*YOUR OBJECTIVE*:
Output an exact reproduction of the data.

*INFORMATION SUPPLIED*:
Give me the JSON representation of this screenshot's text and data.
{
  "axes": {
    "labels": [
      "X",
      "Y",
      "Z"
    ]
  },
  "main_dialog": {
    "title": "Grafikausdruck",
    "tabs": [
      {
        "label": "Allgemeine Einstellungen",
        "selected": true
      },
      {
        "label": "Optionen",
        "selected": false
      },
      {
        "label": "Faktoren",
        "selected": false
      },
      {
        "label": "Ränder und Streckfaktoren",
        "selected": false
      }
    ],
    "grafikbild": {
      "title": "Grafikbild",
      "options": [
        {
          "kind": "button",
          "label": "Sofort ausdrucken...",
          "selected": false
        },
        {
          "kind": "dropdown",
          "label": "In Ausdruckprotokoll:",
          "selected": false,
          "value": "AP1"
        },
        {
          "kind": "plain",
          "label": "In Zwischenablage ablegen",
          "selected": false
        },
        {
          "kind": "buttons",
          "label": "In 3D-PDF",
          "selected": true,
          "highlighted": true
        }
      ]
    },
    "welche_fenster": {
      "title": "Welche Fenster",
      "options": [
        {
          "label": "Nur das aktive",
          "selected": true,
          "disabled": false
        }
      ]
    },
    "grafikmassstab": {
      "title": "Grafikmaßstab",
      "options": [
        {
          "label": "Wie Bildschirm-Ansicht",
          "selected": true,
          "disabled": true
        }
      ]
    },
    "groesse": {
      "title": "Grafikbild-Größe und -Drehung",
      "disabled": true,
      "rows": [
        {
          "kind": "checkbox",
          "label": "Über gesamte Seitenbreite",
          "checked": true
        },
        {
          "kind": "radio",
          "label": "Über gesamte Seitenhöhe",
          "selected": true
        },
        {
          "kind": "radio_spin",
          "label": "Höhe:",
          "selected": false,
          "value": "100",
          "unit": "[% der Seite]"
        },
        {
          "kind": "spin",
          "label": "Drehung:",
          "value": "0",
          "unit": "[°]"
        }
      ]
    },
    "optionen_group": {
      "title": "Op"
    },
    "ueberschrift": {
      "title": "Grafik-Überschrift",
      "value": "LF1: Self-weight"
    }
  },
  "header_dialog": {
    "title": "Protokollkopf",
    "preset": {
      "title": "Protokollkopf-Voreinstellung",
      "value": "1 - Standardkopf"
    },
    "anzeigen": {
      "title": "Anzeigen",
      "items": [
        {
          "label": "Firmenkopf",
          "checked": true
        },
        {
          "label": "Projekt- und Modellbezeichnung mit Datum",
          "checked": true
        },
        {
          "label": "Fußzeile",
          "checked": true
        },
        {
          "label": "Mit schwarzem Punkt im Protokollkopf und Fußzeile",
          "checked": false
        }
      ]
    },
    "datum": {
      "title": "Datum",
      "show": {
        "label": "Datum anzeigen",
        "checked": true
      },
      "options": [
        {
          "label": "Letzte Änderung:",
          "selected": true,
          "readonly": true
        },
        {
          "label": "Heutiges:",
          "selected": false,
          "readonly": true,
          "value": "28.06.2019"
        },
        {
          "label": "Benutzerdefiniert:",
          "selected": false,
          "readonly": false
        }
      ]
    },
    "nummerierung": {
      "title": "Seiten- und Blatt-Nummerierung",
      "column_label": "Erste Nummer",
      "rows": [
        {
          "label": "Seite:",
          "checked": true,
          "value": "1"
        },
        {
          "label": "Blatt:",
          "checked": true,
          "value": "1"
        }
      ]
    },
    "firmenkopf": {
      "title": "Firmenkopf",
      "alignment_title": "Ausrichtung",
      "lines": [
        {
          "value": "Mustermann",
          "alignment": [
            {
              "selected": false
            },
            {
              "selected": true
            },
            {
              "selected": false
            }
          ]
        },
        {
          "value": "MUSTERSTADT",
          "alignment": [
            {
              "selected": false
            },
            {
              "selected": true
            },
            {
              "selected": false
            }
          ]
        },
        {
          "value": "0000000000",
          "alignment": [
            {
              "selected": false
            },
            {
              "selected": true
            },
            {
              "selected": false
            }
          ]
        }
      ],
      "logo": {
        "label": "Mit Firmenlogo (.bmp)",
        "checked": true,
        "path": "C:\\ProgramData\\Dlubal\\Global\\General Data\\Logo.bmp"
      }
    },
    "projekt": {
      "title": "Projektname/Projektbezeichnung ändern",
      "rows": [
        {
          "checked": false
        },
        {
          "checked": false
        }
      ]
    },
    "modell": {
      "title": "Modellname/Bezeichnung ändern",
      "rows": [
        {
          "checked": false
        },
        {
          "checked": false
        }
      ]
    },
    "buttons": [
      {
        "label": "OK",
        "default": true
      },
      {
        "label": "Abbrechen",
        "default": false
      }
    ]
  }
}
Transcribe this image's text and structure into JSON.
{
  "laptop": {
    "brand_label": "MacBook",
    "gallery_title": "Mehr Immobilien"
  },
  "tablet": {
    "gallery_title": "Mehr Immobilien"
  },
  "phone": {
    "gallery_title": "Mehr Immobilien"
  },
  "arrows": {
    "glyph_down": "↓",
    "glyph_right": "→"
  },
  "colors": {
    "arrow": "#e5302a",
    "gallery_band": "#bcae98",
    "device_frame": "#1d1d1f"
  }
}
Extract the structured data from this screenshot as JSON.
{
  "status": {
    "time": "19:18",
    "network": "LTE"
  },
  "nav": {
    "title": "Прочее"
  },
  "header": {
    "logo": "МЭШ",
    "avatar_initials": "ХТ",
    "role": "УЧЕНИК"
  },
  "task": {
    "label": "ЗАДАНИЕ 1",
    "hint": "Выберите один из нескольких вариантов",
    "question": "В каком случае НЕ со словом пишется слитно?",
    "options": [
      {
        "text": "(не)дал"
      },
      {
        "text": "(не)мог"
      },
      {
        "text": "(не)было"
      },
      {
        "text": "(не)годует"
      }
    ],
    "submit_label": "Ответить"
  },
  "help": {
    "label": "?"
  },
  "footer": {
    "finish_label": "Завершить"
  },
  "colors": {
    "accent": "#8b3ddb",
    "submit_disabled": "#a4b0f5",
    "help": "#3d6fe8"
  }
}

*CORRECT OUTPUT*:
Give me the JSON representation of this screenshot's text and data.
{
  "axes": {
    "labels": [
      "X",
      "Y",
      "Z"
    ]
  },
  "main_dialog": {
    "title": "Grafikausdruck",
    "tabs": [
      {
        "label": "Allgemeine Einstellungen",
        "selected": true
      },
      {
        "label": "Optionen",
        "selected": false
      },
      {
        "label": "Faktoren",
        "selected": false
      },
      {
        "label": "Ränder und Streckfaktoren",
        "selected": false
      }
    ],
    "grafikbild": {
      "title": "Grafikbild",
      "options": [
        {
          "kind": "button",
          "label": "Sofort ausdrucken...",
          "selected": false
        },
        {
          "kind": "dropdown",
          "label": "In Ausdruckprotokoll:",
          "selected": false,
          "value": "AP1"
        },
        {
          "kind": "plain",
          "label": "In Zwischenablage ablegen",
          "selected": false
        },
        {
          "kind": "buttons",
          "label": "In 3D-PDF",
          "selected": true,
          "highlighted": true
        }
      ]
    },
    "welche_fenster": {
      "title": "Welche Fenster",
      "options": [
        {
          "label": "Nur das aktive",
          "selected": true,
          "disabled": false
        }
      ]
    },
    "grafikmassstab": {
      "title": "Grafikmaßstab",
      "options": [
        {
          "label": "Wie Bildschirm-Ansicht",
          "selected": true,
          "disabled": true
        }
      ]
    },
    "groesse": {
      "title": "Grafikbild-Größe und -Drehung",
      "disabled": true,
      "rows": [
        {
          "kind": "checkbox",
          "label": "Über gesamte Seitenbreite",
          "checked": true
        },
        {
          "kind": "radio",
          "label": "Über gesamte Seitenhöhe",
          "selected": true
        },
        {
          "kind": "radio_spin",
          "label": "Höhe:",
          "selected": false,
          "value": "100",
          "unit": "[% der Seite]"
        },
        {
          "kind": "spin",
          "label": "Drehung:",
          "value": "0",
          "unit": "[°]"
        }
      ]
    },
    "optionen_group": {
      "title": "Op"
    },
    "ueberschrift": {
      "title": "Grafik-Überschrift",
      "value": "LF1: Self-weight"
    }
  },
  "header_dialog": {
    "title": "Protokollkopf",
    "preset": {
      "title": "Protokollkopf-Voreinstellung",
      "value": "1 - Standardkopf"
    },
    "anzeigen": {
      "title": "Anzeigen",
      "items": [
        {
          "label": "Firmenkopf",
          "checked": true
        },
        {
          "label": "Projekt- und Modellbezeichnung mit Datum",
          "checked": true
        },
        {
          "label": "Fußzeile",
          "checked": true
        },
        {
          "label": "Mit schwarzem Punkt im Protokollkopf und Fußzeile",
          "checked": false
        }
      ]
    },
    "datum": {
      "title": "Datum",
      "show": {
        "label": "Datum anzeigen",
        "checked": true
      },
      "options": [
        {
          "label": "Letzte Änderung:",
          "selected": true,
          "readonly": true
        },
        {
          "label": "Heutiges:",
          "selected": false,
          "readonly": true,
          "value": "28.06.2019"
        },
        {
          "label": "Benutzerdefiniert:",
          "selected": false,
          "readonly": false
        }
      ]
    },
    "nummerierung": {
      "title": "Seiten- und Blatt-Nummerierung",
      "column_label": "Erste Nummer",
      "rows": [
        {
          "label": "Seite:",
          "checked": true,
          "value": "1"
        },
        {
          "label": "Blatt:",
          "checked": true,
          "value": "1"
        }
      ]
    },
    "firmenkopf": {
      "title": "Firmenkopf",
      "alignment_title": "Ausrichtung",
      "lines": [
        {
          "value": "Mustermann",
          "alignment": [
            {
              "selected": false
            },
            {
              "selected": true
            },
            {
              "selected": false
            }
          ]
        },
        {
          "value": "MUSTERSTADT",
          "alignment": [
            {
              "selected": false
            },
            {
              "selected": true
            },
            {
              "selected": false
            }
          ]
        },
        {
          "value": "0000000000",
          "alignment": [
            {
              "selected": false
            },
            {
              "selected": true
            },
            {
              "selected": false
            }
          ]
        }
      ],
      "logo": {
        "label": "Mit Firmenlogo (.bmp)",
        "checked": true,
        "path": "C:\\ProgramData\\Dlubal\\Global\\General Data\\Logo.bmp"
      }
    },
    "projekt": {
      "title": "Projektname/Projektbezeichnung ändern",
      "rows": [
        {
          "checked": false
        },
        {
          "checked": false
        }
      ]
    },
    "modell": {
      "title": "Modellname/Bezeichnung ändern",
      "rows": [
        {
          "checked": false
        },
        {
          "checked": false
        }
      ]
    },
    "buttons": [
      {
        "label": "OK",
        "default": true
      },
      {
        "label": "Abbrechen",
        "default": false
      }
    ]
  }
}
Transcribe this image's text and structure into JSON.
{
  "laptop": {
    "brand_label": "MacBook",
    "gallery_title": "Mehr Immobilien"
  },
  "tablet": {
    "gallery_title": "Mehr Immobilien"
  },
  "phone": {
    "gallery_title": "Mehr Immobilien"
  },
  "arrows": {
    "glyph_down": "↓",
    "glyph_right": "→"
  },
  "colors": {
    "arrow": "#e5302a",
    "gallery_band": "#bcae98",
    "device_frame": "#1d1d1f"
  }
}
Extract the structured data from this screenshot as JSON.
{
  "status": {
    "time": "19:18",
    "network": "LTE"
  },
  "nav": {
    "title": "Прочее"
  },
  "header": {
    "logo": "МЭШ",
    "avatar_initials": "ХТ",
    "role": "УЧЕНИК"
  },
  "task": {
    "label": "ЗАДАНИЕ 1",
    "hint": "Выберите один из нескольких вариантов",
    "question": "В каком случае НЕ со словом пишется слитно?",
    "options": [
      {
        "text": "(не)дал"
      },
      {
        "text": "(не)мог"
      },
      {
        "text": "(не)было"
      },
      {
        "text": "(не)годует"
      }
    ],
    "submit_label": "Ответить"
  },
  "help": {
    "label": "?"
  },
  "footer": {
    "finish_label": "Завершить"
  },
  "colors": {
    "accent": "#8b3ddb",
    "submit_disabled": "#a4b0f5",
    "help": "#3d6fe8"
  }
}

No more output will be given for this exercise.